Problem details - Reproduce all entries precisely as they are written.

Stored entries
▬▬▬
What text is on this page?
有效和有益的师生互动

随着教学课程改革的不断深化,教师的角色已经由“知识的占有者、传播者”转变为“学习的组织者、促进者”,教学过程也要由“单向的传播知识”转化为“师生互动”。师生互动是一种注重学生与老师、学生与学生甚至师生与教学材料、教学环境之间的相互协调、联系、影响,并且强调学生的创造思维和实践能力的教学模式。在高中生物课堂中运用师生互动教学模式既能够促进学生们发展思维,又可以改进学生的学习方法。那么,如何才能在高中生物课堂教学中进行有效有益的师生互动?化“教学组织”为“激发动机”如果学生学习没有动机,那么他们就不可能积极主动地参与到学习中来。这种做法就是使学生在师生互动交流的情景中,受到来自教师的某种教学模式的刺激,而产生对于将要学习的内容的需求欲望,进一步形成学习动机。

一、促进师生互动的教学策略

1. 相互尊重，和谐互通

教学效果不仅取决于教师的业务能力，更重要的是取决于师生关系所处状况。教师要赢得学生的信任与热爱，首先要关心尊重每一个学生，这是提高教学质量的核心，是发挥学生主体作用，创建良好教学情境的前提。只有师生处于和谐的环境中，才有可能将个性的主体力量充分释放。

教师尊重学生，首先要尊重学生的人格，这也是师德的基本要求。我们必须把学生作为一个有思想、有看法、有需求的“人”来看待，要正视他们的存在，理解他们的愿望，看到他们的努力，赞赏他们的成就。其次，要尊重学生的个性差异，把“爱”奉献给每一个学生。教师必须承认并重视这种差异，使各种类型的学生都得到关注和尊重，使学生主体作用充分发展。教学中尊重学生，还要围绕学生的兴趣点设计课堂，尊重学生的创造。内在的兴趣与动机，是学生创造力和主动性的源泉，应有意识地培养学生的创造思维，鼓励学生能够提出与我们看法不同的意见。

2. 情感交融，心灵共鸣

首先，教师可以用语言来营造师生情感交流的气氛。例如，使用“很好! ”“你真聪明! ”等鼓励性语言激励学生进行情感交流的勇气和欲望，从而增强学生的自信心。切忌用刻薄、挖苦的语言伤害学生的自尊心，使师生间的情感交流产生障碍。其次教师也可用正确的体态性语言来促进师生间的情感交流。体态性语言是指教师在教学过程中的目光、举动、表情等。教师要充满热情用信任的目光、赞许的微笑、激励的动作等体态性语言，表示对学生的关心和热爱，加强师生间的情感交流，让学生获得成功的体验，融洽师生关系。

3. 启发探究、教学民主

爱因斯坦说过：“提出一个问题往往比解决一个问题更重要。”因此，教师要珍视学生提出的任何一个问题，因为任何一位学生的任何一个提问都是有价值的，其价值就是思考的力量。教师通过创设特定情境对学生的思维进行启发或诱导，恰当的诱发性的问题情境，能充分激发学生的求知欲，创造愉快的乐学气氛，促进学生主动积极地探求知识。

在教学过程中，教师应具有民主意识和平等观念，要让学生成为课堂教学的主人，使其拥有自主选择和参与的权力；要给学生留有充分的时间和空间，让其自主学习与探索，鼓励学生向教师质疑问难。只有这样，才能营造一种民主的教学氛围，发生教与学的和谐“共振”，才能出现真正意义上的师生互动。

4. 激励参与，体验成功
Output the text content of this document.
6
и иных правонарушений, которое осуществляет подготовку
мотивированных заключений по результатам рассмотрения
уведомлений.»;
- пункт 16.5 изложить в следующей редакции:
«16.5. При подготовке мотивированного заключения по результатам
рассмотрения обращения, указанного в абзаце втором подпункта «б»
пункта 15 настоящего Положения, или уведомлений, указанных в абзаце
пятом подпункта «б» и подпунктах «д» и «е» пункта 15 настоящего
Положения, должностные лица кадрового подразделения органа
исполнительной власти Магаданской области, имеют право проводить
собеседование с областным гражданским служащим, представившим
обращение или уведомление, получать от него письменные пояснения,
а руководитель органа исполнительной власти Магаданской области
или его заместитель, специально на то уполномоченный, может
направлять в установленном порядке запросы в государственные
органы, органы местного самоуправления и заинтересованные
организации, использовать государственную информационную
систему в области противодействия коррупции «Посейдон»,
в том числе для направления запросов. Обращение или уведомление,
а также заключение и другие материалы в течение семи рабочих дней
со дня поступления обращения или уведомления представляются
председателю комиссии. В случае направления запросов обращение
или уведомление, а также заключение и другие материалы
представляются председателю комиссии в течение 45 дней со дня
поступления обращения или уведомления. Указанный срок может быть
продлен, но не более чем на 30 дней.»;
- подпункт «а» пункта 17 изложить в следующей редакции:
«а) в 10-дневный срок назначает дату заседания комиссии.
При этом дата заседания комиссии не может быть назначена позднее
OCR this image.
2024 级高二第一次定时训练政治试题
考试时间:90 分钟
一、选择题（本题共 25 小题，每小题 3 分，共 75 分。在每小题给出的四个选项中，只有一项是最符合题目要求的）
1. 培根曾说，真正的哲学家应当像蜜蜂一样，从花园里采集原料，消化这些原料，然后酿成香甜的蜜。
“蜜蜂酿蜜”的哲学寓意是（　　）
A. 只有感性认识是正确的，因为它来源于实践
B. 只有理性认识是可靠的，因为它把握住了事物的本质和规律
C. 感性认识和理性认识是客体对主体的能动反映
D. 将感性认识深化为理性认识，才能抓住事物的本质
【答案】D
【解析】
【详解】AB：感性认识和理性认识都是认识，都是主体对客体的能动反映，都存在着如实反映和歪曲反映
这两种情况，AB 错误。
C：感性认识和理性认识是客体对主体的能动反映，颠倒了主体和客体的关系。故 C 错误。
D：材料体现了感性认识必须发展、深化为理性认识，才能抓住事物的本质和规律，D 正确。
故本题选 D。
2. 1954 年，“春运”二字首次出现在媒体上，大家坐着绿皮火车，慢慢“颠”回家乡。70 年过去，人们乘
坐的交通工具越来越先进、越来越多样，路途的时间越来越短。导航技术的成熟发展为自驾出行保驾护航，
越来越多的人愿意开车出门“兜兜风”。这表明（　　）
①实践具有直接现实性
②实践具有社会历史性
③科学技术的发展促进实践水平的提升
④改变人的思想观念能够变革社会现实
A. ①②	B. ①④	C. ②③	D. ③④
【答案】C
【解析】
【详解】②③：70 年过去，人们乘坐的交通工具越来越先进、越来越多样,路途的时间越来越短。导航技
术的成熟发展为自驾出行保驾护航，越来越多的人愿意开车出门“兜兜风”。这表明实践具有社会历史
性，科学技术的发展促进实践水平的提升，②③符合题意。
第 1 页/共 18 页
▬▬▬
Final result -
What text is on this page?
有效和有益的师生互动

随着教学课程改革的不断深化,教师的角色已经由“知识的占有者、传播者”转变为“学习的组织者、促进者”,教学过程也要由“单向的传播知识”转化为“师生互动”。师生互动是一种注重学生与老师、学生与学生甚至师生与教学材料、教学环境之间的相互协调、联系、影响,并且强调学生的创造思维和实践能力的教学模式。在高中生物课堂中运用师生互动教学模式既能够促进学生们发展思维,又可以改进学生的学习方法。那么,如何才能在高中生物课堂教学中进行有效有益的师生互动?化“教学组织”为“激发动机”如果学生学习没有动机,那么他们就不可能积极主动地参与到学习中来。这种做法就是使学生在师生互动交流的情景中,受到来自教师的某种教学模式的刺激,而产生对于将要学习的内容的需求欲望,进一步形成学习动机。

一、促进师生互动的教学策略

1. 相互尊重，和谐互通

教学效果不仅取决于教师的业务能力，更重要的是取决于师生关系所处状况。教师要赢得学生的信任与热爱，首先要关心尊重每一个学生，这是提高教学质量的核心，是发挥学生主体作用，创建良好教学情境的前提。只有师生处于和谐的环境中，才有可能将个性的主体力量充分释放。

教师尊重学生，首先要尊重学生的人格，这也是师德的基本要求。我们必须把学生作为一个有思想、有看法、有需求的“人”来看待，要正视他们的存在，理解他们的愿望，看到他们的努力，赞赏他们的成就。其次，要尊重学生的个性差异，把“爱”奉献给每一个学生。教师必须承认并重视这种差异，使各种类型的学生都得到关注和尊重，使学生主体作用充分发展。教学中尊重学生，还要围绕学生的兴趣点设计课堂，尊重学生的创造。内在的兴趣与动机，是学生创造力和主动性的源泉，应有意识地培养学生的创造思维，鼓励学生能够提出与我们看法不同的意见。

2. 情感交融，心灵共鸣

首先，教师可以用语言来营造师生情感交流的气氛。例如，使用“很好! ”“你真聪明! ”等鼓励性语言激励学生进行情感交流的勇气和欲望，从而增强学生的自信心。切忌用刻薄、挖苦的语言伤害学生的自尊心，使师生间的情感交流产生障碍。其次教师也可用正确的体态性语言来促进师生间的情感交流。体态性语言是指教师在教学过程中的目光、举动、表情等。教师要充满热情用信任的目光、赞许的微笑、激励的动作等体态性语言，表示对学生的关心和热爱，加强师生间的情感交流，让学生获得成功的体验，融洽师生关系。

3. 启发探究、教学民主

爱因斯坦说过：“提出一个问题往往比解决一个问题更重要。”因此，教师要珍视学生提出的任何一个问题，因为任何一位学生的任何一个提问都是有价值的，其价值就是思考的力量。教师通过创设特定情境对学生的思维进行启发或诱导，恰当的诱发性的问题情境，能充分激发学生的求知欲，创造愉快的乐学气氛，促进学生主动积极地探求知识。

在教学过程中，教师应具有民主意识和平等观念，要让学生成为课堂教学的主人，使其拥有自主选择和参与的权力；要给学生留有充分的时间和空间，让其自主学习与探索，鼓励学生向教师质疑问难。只有这样，才能营造一种民主的教学氛围，发生教与学的和谐“共振”，才能出现真正意义上的师生互动。

4. 激励参与，体验成功
Output the text content of this document.
6
и иных правонарушений, которое осуществляет подготовку
мотивированных заключений по результатам рассмотрения
уведомлений.»;
- пункт 16.5 изложить в следующей редакции:
«16.5. При подготовке мотивированного заключения по результатам
рассмотрения обращения, указанного в абзаце втором подпункта «б»
пункта 15 настоящего Положения, или уведомлений, указанных в абзаце
пятом подпункта «б» и подпунктах «д» и «е» пункта 15 настоящего
Положения, должностные лица кадрового подразделения органа
исполнительной власти Магаданской области, имеют право проводить
собеседование с областным гражданским служащим, представившим
обращение или уведомление, получать от него письменные пояснения,
а руководитель органа исполнительной власти Магаданской области
или его заместитель, специально на то уполномоченный, может
направлять в установленном порядке запросы в государственные
органы, органы местного самоуправления и заинтересованные
организации, использовать государственную информационную
систему в области противодействия коррупции «Посейдон»,
в том числе для направления запросов. Обращение или уведомление,
а также заключение и другие материалы в течение семи рабочих дней
со дня поступления обращения или уведомления представляются
председателю комиссии. В случае направления запросов обращение
или уведомление, а также заключение и другие материалы
представляются председателю комиссии в течение 45 дней со дня
поступления обращения или уведомления. Указанный срок может быть
продлен, но не более чем на 30 дней.»;
- подпункт «а» пункта 17 изложить в следующей редакции:
«а) в 10-дневный срок назначает дату заседания комиссии.
При этом дата заседания комиссии не может быть назначена позднее
OCR this image.
2024 级高二第一次定时训练政治试题
考试时间:90 分钟
一、选择题（本题共 25 小题，每小题 3 分，共 75 分。在每小题给出的四个选项中，只有一项是最符合题目要求的）
1. 培根曾说，真正的哲学家应当像蜜蜂一样，从花园里采集原料，消化这些原料，然后酿成香甜的蜜。
“蜜蜂酿蜜”的哲学寓意是（　　）
A. 只有感性认识是正确的，因为它来源于实践
B. 只有理性认识是可靠的，因为它把握住了事物的本质和规律
C. 感性认识和理性认识是客体对主体的能动反映
D. 将感性认识深化为理性认识，才能抓住事物的本质
【答案】D
【解析】
【详解】AB：感性认识和理性认识都是认识，都是主体对客体的能动反映，都存在着如实反映和歪曲反映
这两种情况，AB 错误。
C：感性认识和理性认识是客体对主体的能动反映，颠倒了主体和客体的关系。故 C 错误。
D：材料体现了感性认识必须发展、深化为理性认识，才能抓住事物的本质和规律，D 正确。
故本题选 D。
2. 1954 年，“春运”二字首次出现在媒体上，大家坐着绿皮火车，慢慢“颠”回家乡。70 年过去，人们乘
坐的交通工具越来越先进、越来越多样，路途的时间越来越短。导航技术的成熟发展为自驾出行保驾护航，
越来越多的人愿意开车出门“兜兜风”。这表明（　　）
①实践具有直接现实性
②实践具有社会历史性
③科学技术的发展促进实践水平的提升
④改变人的思想观念能够变革社会现实
A. ①②	B. ①④	C. ②③	D. ③④
【答案】C
【解析】
【详解】②③：70 年过去，人们乘坐的交通工具越来越先进、越来越多样,路途的时间越来越短。导航技
术的成熟发展为自驾出行保驾护航，越来越多的人愿意开车出门“兜兜风”。这表明实践具有社会历史
性，科学技术的发展促进实践水平的提升，②③符合题意。
第 1 页/共 18 页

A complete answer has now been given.